## PROBLEM
Rewrite the lines of the data below as a numbered list, leaving out any blank lines.

## RECORDS SHOWN

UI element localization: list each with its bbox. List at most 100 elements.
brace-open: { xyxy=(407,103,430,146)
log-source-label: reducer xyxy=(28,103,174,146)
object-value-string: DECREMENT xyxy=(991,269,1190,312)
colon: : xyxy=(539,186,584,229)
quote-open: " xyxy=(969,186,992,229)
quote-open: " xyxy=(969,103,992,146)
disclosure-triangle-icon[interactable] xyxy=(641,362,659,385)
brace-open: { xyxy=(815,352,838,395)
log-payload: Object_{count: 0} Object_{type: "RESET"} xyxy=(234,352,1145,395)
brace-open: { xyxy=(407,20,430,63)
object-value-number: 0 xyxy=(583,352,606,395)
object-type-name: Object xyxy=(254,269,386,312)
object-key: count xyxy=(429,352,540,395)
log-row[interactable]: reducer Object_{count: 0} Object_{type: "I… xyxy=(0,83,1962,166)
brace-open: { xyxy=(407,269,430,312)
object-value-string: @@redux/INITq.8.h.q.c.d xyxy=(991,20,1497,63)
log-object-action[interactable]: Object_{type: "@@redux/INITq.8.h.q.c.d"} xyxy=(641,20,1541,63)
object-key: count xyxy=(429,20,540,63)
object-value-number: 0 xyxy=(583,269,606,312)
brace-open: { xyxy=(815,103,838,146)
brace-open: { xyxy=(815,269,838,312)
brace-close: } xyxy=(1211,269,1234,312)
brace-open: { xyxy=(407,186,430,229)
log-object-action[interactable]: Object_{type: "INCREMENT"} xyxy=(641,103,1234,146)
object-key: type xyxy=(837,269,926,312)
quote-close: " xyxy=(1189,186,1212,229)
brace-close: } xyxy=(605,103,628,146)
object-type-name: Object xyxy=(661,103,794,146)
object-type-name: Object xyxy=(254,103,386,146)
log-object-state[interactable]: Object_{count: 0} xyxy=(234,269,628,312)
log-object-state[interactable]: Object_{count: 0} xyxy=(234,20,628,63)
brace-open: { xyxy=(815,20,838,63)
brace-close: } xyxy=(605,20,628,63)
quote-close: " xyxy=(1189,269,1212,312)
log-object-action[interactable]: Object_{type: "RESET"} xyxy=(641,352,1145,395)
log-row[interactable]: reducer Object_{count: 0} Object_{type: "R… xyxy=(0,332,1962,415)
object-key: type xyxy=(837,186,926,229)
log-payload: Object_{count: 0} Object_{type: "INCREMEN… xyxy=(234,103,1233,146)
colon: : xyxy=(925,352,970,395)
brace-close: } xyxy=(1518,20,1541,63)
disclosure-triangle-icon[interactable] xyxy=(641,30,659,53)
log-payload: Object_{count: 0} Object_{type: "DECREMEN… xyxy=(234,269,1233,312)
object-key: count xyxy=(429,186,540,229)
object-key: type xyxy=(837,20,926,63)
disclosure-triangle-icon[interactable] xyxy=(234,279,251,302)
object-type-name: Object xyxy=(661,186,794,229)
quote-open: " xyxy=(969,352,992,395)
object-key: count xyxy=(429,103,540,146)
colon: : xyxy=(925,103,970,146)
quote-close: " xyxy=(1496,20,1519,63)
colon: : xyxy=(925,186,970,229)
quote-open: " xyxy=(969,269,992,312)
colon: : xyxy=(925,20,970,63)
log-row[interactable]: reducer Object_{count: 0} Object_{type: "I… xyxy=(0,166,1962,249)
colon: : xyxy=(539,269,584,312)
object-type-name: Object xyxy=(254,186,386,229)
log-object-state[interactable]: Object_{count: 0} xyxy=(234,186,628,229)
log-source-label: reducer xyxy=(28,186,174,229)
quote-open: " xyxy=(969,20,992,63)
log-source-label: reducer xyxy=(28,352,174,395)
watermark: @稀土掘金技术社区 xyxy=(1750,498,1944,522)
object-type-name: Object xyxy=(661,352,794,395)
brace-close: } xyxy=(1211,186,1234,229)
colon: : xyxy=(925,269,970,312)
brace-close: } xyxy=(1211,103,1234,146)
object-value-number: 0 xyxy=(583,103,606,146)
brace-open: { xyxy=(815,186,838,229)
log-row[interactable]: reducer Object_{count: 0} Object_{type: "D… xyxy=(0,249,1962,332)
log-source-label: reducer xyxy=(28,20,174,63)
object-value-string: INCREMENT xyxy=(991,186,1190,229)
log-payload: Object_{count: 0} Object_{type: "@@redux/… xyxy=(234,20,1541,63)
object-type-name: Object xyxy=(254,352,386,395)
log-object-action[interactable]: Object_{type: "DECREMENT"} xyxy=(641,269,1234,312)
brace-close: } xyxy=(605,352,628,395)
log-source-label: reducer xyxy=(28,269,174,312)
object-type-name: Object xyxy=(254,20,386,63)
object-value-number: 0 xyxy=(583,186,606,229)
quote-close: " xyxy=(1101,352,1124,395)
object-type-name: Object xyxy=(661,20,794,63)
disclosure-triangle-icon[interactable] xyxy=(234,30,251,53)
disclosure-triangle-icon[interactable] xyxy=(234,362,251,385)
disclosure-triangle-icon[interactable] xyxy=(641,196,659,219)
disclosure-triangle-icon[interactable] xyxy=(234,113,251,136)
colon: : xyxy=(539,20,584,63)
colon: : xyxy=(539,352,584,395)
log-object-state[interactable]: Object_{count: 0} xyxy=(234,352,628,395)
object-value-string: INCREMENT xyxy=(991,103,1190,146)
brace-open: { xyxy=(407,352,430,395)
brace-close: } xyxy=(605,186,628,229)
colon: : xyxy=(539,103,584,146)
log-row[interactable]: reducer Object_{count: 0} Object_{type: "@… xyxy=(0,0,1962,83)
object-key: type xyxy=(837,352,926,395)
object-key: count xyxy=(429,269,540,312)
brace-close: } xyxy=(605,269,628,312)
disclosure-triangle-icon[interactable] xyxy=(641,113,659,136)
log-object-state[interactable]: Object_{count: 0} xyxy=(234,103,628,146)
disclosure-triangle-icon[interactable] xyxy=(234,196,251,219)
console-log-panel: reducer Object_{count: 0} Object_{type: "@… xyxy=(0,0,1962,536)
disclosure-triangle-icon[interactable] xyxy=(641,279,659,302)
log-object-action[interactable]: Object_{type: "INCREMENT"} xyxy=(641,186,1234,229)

## ANSWER TO THE EXERCISE
1. UI element localization: list each with its bbox. List at most 100 elements.
2. brace-open: { xyxy=(407,103,430,146)
3. log-source-label: reducer xyxy=(28,103,174,146)
4. object-value-string: DECREMENT xyxy=(991,269,1190,312)
5. colon: : xyxy=(539,186,584,229)
6. quote-open: " xyxy=(969,186,992,229)
7. quote-open: " xyxy=(969,103,992,146)
8. disclosure-triangle-icon[interactable] xyxy=(641,362,659,385)
9. brace-open: { xyxy=(815,352,838,395)
10. log-payload: Object_{count: 0} Object_{type: "RESET"} xyxy=(234,352,1145,395)
11. brace-open: { xyxy=(407,20,430,63)
12. object-value-number: 0 xyxy=(583,352,606,395)
13. object-type-name: Object xyxy=(254,269,386,312)
14. object-key: count xyxy=(429,352,540,395)
15. log-row[interactable]: reducer Object_{count: 0} Object_{type: "I… xyxy=(0,83,1962,166)
16. brace-open: { xyxy=(407,269,430,312)
17. object-value-string: @@redux/INITq.8.h.q.c.d xyxy=(991,20,1497,63)
18. log-object-action[interactable]: Object_{type: "@@redux/INITq.8.h.q.c.d"} xyxy=(641,20,1541,63)
19. object-key: count xyxy=(429,20,540,63)
20. object-value-number: 0 xyxy=(583,269,606,312)
21. brace-open: { xyxy=(815,103,838,146)
22. brace-open: { xyxy=(815,269,838,312)
23. brace-close: } xyxy=(1211,269,1234,312)
24. brace-open: { xyxy=(407,186,430,229)
25. log-object-action[interactable]: Object_{type: "INCREMENT"} xyxy=(641,103,1234,146)
26. object-key: type xyxy=(837,269,926,312)
27. quote-close: " xyxy=(1189,186,1212,229)
28. brace-close: } xyxy=(605,103,628,146)
29. object-type-name: Object xyxy=(661,103,794,146)
30. object-type-name: Object xyxy=(254,103,386,146)
31. log-object-state[interactable]: Object_{count: 0} xyxy=(234,269,628,312)
32. log-object-state[interactable]: Object_{count: 0} xyxy=(234,20,628,63)
33. brace-open: { xyxy=(815,20,838,63)
34. brace-close: } xyxy=(605,20,628,63)
35. quote-close: " xyxy=(1189,269,1212,312)
36. log-object-action[interactable]: Object_{type: "RESET"} xyxy=(641,352,1145,395)
37. log-row[interactable]: reducer Object_{count: 0} Object_{type: "R… xyxy=(0,332,1962,415)
38. object-key: type xyxy=(837,186,926,229)
39. log-payload: Object_{count: 0} Object_{type: "INCREMEN… xyxy=(234,103,1233,146)
40. colon: : xyxy=(925,352,970,395)
41. brace-close: } xyxy=(1518,20,1541,63)
42. disclosure-triangle-icon[interactable] xyxy=(641,30,659,53)
43. log-payload: Object_{count: 0} Object_{type: "DECREMEN… xyxy=(234,269,1233,312)
44. object-key: count xyxy=(429,186,540,229)
45. object-key: type xyxy=(837,20,926,63)
46. disclosure-triangle-icon[interactable] xyxy=(234,279,251,302)
47. object-type-name: Object xyxy=(661,186,794,229)
48. quote-open: " xyxy=(969,352,992,395)
49. object-key: count xyxy=(429,103,540,146)
50. colon: : xyxy=(925,103,970,146)
51. quote-close: " xyxy=(1496,20,1519,63)
52. colon: : xyxy=(925,186,970,229)
53. quote-open: " xyxy=(969,269,992,312)
54. colon: : xyxy=(925,20,970,63)
55. log-row[interactable]: reducer Object_{count: 0} Object_{type: "I… xyxy=(0,166,1962,249)
56. colon: : xyxy=(539,269,584,312)
57. object-type-name: Object xyxy=(254,186,386,229)
58. log-object-state[interactable]: Object_{count: 0} xyxy=(234,186,628,229)
59. log-source-label: reducer xyxy=(28,186,174,229)
60. quote-open: " xyxy=(969,20,992,63)
61. log-source-label: reducer xyxy=(28,352,174,395)
62. watermark: @稀土掘金技术社区 xyxy=(1750,498,1944,522)
63. object-type-name: Object xyxy=(661,352,794,395)
64. brace-close: } xyxy=(1211,186,1234,229)
65. colon: : xyxy=(925,269,970,312)
66. brace-close: } xyxy=(1211,103,1234,146)
67. object-value-number: 0 xyxy=(583,103,606,146)
68. brace-open: { xyxy=(815,186,838,229)
69. log-row[interactable]: reducer Object_{count: 0} Object_{type: "D… xyxy=(0,249,1962,332)
70. log-source-label: reducer xyxy=(28,20,174,63)
71. object-value-string: INCREMENT xyxy=(991,186,1190,229)
72. log-payload: Object_{count: 0} Object_{type: "@@redux/… xyxy=(234,20,1541,63)
73. object-type-name: Object xyxy=(254,352,386,395)
74. log-object-action[interactable]: Object_{type: "DECREMENT"} xyxy=(641,269,1234,312)
75. brace-close: } xyxy=(605,352,628,395)
76. log-source-label: reducer xyxy=(28,269,174,312)
77. object-type-name: Object xyxy=(254,20,386,63)
78. object-value-number: 0 xyxy=(583,186,606,229)
79. quote-close: " xyxy=(1101,352,1124,395)
80. object-type-name: Object xyxy=(661,20,794,63)
81. disclosure-triangle-icon[interactable] xyxy=(234,30,251,53)
82. disclosure-triangle-icon[interactable] xyxy=(234,362,251,385)
83. disclosure-triangle-icon[interactable] xyxy=(641,196,659,219)
84. disclosure-triangle-icon[interactable] xyxy=(234,113,251,136)
85. colon: : xyxy=(539,20,584,63)
86. colon: : xyxy=(539,352,584,395)
87. log-object-state[interactable]: Object_{count: 0} xyxy=(234,352,628,395)
88. object-value-string: INCREMENT xyxy=(991,103,1190,146)
89. brace-open: { xyxy=(407,352,430,395)
90. brace-close: } xyxy=(605,186,628,229)
91. colon: : xyxy=(539,103,584,146)
92. log-row[interactable]: reducer Object_{count: 0} Object_{type: "@… xyxy=(0,0,1962,83)
93. object-key: type xyxy=(837,352,926,395)
94. object-key: count xyxy=(429,269,540,312)
95. brace-close: } xyxy=(605,269,628,312)
96. disclosure-triangle-icon[interactable] xyxy=(641,113,659,136)
97. log-object-state[interactable]: Object_{count: 0} xyxy=(234,103,628,146)
98. disclosure-triangle-icon[interactable] xyxy=(234,196,251,219)
99. console-log-panel: reducer Object_{count: 0} Object_{type: "@… xyxy=(0,0,1962,536)
100. disclosure-triangle-icon[interactable] xyxy=(641,279,659,302)
101. log-object-action[interactable]: Object_{type: "INCREMENT"} xyxy=(641,186,1234,229)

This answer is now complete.